## EXERCISE GOAL
Give the material once more, word for word, without any images.

◆ ◆ ◆ ◆

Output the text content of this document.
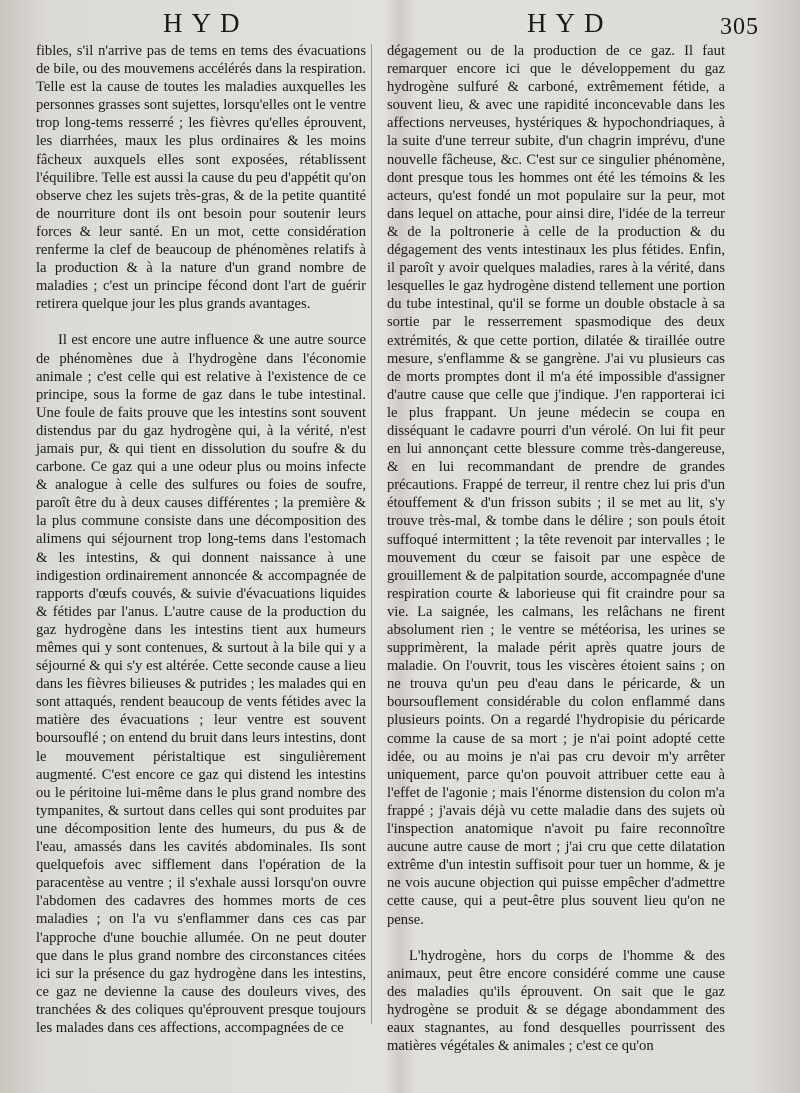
HYD	HYD	305

fibles, s'il n'arrive pas de tems en tems des évacuations de bile, ou des mouvemens accélérés dans la respiration. Telle est la cause de toutes les maladies auxquelles les personnes grasses sont sujettes, lorsqu'elles ont le ventre trop long-tems resserré ; les fièvres qu'elles éprouvent, les diarrhées, maux les plus ordinaires & les moins fâcheux auxquels elles sont exposées, rétablissent l'équilibre. Telle est aussi la cause du peu d'appétit qu'on observe chez les sujets très-gras, & de la petite quantité de nourriture dont ils ont besoin pour soutenir leurs forces & leur santé. En un mot, cette considération renferme la clef de beaucoup de phénomènes relatifs à la production & à la nature d'un grand nombre de maladies ; c'est un principe fécond dont l'art de guérir retirera quelque jour les plus grands avantages.

Il est encore une autre influence & une autre source de phénomènes due à l'hydrogène dans l'économie animale ; c'est celle qui est relative à l'existence de ce principe, sous la forme de gaz dans le tube intestinal. Une foule de faits prouve que les intestins sont souvent distendus par du gaz hydrogène qui, à la vérité, n'est jamais pur, & qui tient en dissolution du soufre & du carbone. Ce gaz qui a une odeur plus ou moins infecte & analogue à celle des sulfures ou foies de soufre, paroît être du à deux causes différentes ; la première & la plus commune consiste dans une décomposition des alimens qui séjournent trop long-tems dans l'estomach & les intestins, & qui donnent naissance à une indigestion ordinairement annoncée & accompagnée de rapports d'œufs couvés, & suivie d'évacuations liquides & fétides par l'anus. L'autre cause de la production du gaz hydrogène dans les intestins tient aux humeurs mêmes qui y sont contenues, & surtout à la bile qui y a séjourné & qui s'y est altérée. Cette seconde cause a lieu dans les fièvres bilieuses & putrides ; les malades qui en sont attaqués, rendent beaucoup de vents fétides avec la matière des évacuations ; leur ventre est souvent boursouflé ; on entend du bruit dans leurs intestins, dont le mouvement péristaltique est singulièrement augmenté. C'est encore ce gaz qui distend les intestins ou le péritoine lui-même dans le plus grand nombre des tympanites, & surtout dans celles qui sont produites par une décomposition lente des humeurs, du pus & de l'eau, amassés dans les cavités abdominales. Ils sont quelquefois avec sifflement dans l'opération de la paracentèse au ventre ; il s'exhale aussi lorsqu'on ouvre l'abdomen des cadavres des hommes morts de ces maladies ; on l'a vu s'enflammer dans ces cas par l'approche d'une bouchie allumée. On ne peut douter que dans le plus grand nombre des circonstances citées ici sur la présence du gaz hydrogène dans les intestins, ce gaz ne devienne la cause des douleurs vives, des tranchées & des coliques qu'éprouvent presque toujours les malades dans ces affections, accompagnées de ce

dégagement ou de la production de ce gaz. Il faut remarquer encore ici que le développement du gaz hydrogène sulfuré & carboné, extrêmement fétide, a souvent lieu, & avec une rapidité inconcevable dans les affections nerveuses, hystériques & hypochondriaques, à la suite d'une terreur subite, d'un chagrin imprévu, d'une nouvelle fâcheuse, &c. C'est sur ce singulier phénomène, dont presque tous les hommes ont été les témoins & les acteurs, qu'est fondé un mot populaire sur la peur, mot dans lequel on attache, pour ainsi dire, l'idée de la terreur & de la poltronerie à celle de la production & du dégagement des vents intestinaux les plus fétides. Enfin, il paroît y avoir quelques maladies, rares à la vérité, dans lesquelles le gaz hydrogène distend tellement une portion du tube intestinal, qu'il se forme un double obstacle à sa sortie par le resserrement spasmodique des deux extrémités, & que cette portion, dilatée & tiraillée outre mesure, s'enflamme & se gangrène. J'ai vu plusieurs cas de morts promptes dont il m'a été impossible d'assigner d'autre cause que celle que j'indique. J'en rapporterai ici le plus frappant. Un jeune médecin se coupa en disséquant le cadavre pourri d'un vérolé. On lui fit peur en lui annonçant cette blessure comme très-dangereuse, & en lui recommandant de prendre de grandes précautions. Frappé de terreur, il rentre chez lui pris d'un étouffement & d'un frisson subits ; il se met au lit, s'y trouve très-mal, & tombe dans le délire ; son pouls étoit suffoqué intermittent ; la tête revenoit par intervalles ; le mouvement du cœur se faisoit par une espèce de grouillement & de palpitation sourde, accompagnée d'une respiration courte & laborieuse qui fit craindre pour sa vie. La saignée, les calmans, les relâchans ne firent absolument rien ; le ventre se météorisa, les urines se supprimèrent, la malade périt après quatre jours de maladie. On l'ouvrit, tous les viscères étoient sains ; on ne trouva qu'un peu d'eau dans le péricarde, & un boursouflement considérable du colon enflammé dans plusieurs points. On a regardé l'hydropisie du péricarde comme la cause de sa mort ; je n'ai point adopté cette idée, ou au moins je n'ai pas cru devoir m'y arrêter uniquement, parce qu'on pouvoit attribuer cette eau à l'effet de l'agonie ; mais l'énorme distension du colon m'a frappé ; j'avais déjà vu cette maladie dans des sujets où l'inspection anatomique n'avoit pu faire reconnoître aucune autre cause de mort ; j'ai cru que cette dilatation extrême d'un intestin suffisoit pour tuer un homme, & je ne vois aucune objection qui puisse empêcher d'admettre cette cause, qui a peut-être plus souvent lieu qu'on ne pense.

L'hydrogène, hors du corps de l'homme & des animaux, peut être encore considéré comme une cause des maladies qu'ils éprouvent. On sait que le gaz hydrogène se produit & se dégage abondamment des eaux stagnantes, au fond desquelles pourrissent des matières végétales & animales ; c'est ce qu'on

◆ ◆ ◆ ◆

## WRITTEN ANSWER
Output the text content of this document.
HYD	HYD	305

fibles, s'il n'arrive pas de tems en tems des évacuations de bile, ou des mouvemens accélérés dans la respiration. Telle est la cause de toutes les maladies auxquelles les personnes grasses sont sujettes, lorsqu'elles ont le ventre trop long-tems resserré ; les fièvres qu'elles éprouvent, les diarrhées, maux les plus ordinaires & les moins fâcheux auxquels elles sont exposées, rétablissent l'équilibre. Telle est aussi la cause du peu d'appétit qu'on observe chez les sujets très-gras, & de la petite quantité de nourriture dont ils ont besoin pour soutenir leurs forces & leur santé. En un mot, cette considération renferme la clef de beaucoup de phénomènes relatifs à la production & à la nature d'un grand nombre de maladies ; c'est un principe fécond dont l'art de guérir retirera quelque jour les plus grands avantages.

Il est encore une autre influence & une autre source de phénomènes due à l'hydrogène dans l'économie animale ; c'est celle qui est relative à l'existence de ce principe, sous la forme de gaz dans le tube intestinal. Une foule de faits prouve que les intestins sont souvent distendus par du gaz hydrogène qui, à la vérité, n'est jamais pur, & qui tient en dissolution du soufre & du carbone. Ce gaz qui a une odeur plus ou moins infecte & analogue à celle des sulfures ou foies de soufre, paroît être du à deux causes différentes ; la première & la plus commune consiste dans une décomposition des alimens qui séjournent trop long-tems dans l'estomach & les intestins, & qui donnent naissance à une indigestion ordinairement annoncée & accompagnée de rapports d'œufs couvés, & suivie d'évacuations liquides & fétides par l'anus. L'autre cause de la production du gaz hydrogène dans les intestins tient aux humeurs mêmes qui y sont contenues, & surtout à la bile qui y a séjourné & qui s'y est altérée. Cette seconde cause a lieu dans les fièvres bilieuses & putrides ; les malades qui en sont attaqués, rendent beaucoup de vents fétides avec la matière des évacuations ; leur ventre est souvent boursouflé ; on entend du bruit dans leurs intestins, dont le mouvement péristaltique est singulièrement augmenté. C'est encore ce gaz qui distend les intestins ou le péritoine lui-même dans le plus grand nombre des tympanites, & surtout dans celles qui sont produites par une décomposition lente des humeurs, du pus & de l'eau, amassés dans les cavités abdominales. Ils sont quelquefois avec sifflement dans l'opération de la paracentèse au ventre ; il s'exhale aussi lorsqu'on ouvre l'abdomen des cadavres des hommes morts de ces maladies ; on l'a vu s'enflammer dans ces cas par l'approche d'une bouchie allumée. On ne peut douter que dans le plus grand nombre des circonstances citées ici sur la présence du gaz hydrogène dans les intestins, ce gaz ne devienne la cause des douleurs vives, des tranchées & des coliques qu'éprouvent presque toujours les malades dans ces affections, accompagnées de ce

dégagement ou de la production de ce gaz. Il faut remarquer encore ici que le développement du gaz hydrogène sulfuré & carboné, extrêmement fétide, a souvent lieu, & avec une rapidité inconcevable dans les affections nerveuses, hystériques & hypochondriaques, à la suite d'une terreur subite, d'un chagrin imprévu, d'une nouvelle fâcheuse, &c. C'est sur ce singulier phénomène, dont presque tous les hommes ont été les témoins & les acteurs, qu'est fondé un mot populaire sur la peur, mot dans lequel on attache, pour ainsi dire, l'idée de la terreur & de la poltronerie à celle de la production & du dégagement des vents intestinaux les plus fétides. Enfin, il paroît y avoir quelques maladies, rares à la vérité, dans lesquelles le gaz hydrogène distend tellement une portion du tube intestinal, qu'il se forme un double obstacle à sa sortie par le resserrement spasmodique des deux extrémités, & que cette portion, dilatée & tiraillée outre mesure, s'enflamme & se gangrène. J'ai vu plusieurs cas de morts promptes dont il m'a été impossible d'assigner d'autre cause que celle que j'indique. J'en rapporterai ici le plus frappant. Un jeune médecin se coupa en disséquant le cadavre pourri d'un vérolé. On lui fit peur en lui annonçant cette blessure comme très-dangereuse, & en lui recommandant de prendre de grandes précautions. Frappé de terreur, il rentre chez lui pris d'un étouffement & d'un frisson subits ; il se met au lit, s'y trouve très-mal, & tombe dans le délire ; son pouls étoit suffoqué intermittent ; la tête revenoit par intervalles ; le mouvement du cœur se faisoit par une espèce de grouillement & de palpitation sourde, accompagnée d'une respiration courte & laborieuse qui fit craindre pour sa vie. La saignée, les calmans, les relâchans ne firent absolument rien ; le ventre se météorisa, les urines se supprimèrent, la malade périt après quatre jours de maladie. On l'ouvrit, tous les viscères étoient sains ; on ne trouva qu'un peu d'eau dans le péricarde, & un boursouflement considérable du colon enflammé dans plusieurs points. On a regardé l'hydropisie du péricarde comme la cause de sa mort ; je n'ai point adopté cette idée, ou au moins je n'ai pas cru devoir m'y arrêter uniquement, parce qu'on pouvoit attribuer cette eau à l'effet de l'agonie ; mais l'énorme distension du colon m'a frappé ; j'avais déjà vu cette maladie dans des sujets où l'inspection anatomique n'avoit pu faire reconnoître aucune autre cause de mort ; j'ai cru que cette dilatation extrême d'un intestin suffisoit pour tuer un homme, & je ne vois aucune objection qui puisse empêcher d'admettre cette cause, qui a peut-être plus souvent lieu qu'on ne pense.

L'hydrogène, hors du corps de l'homme & des animaux, peut être encore considéré comme une cause des maladies qu'ils éprouvent. On sait que le gaz hydrogène se produit & se dégage abondamment des eaux stagnantes, au fond desquelles pourrissent des matières végétales & animales ; c'est ce qu'on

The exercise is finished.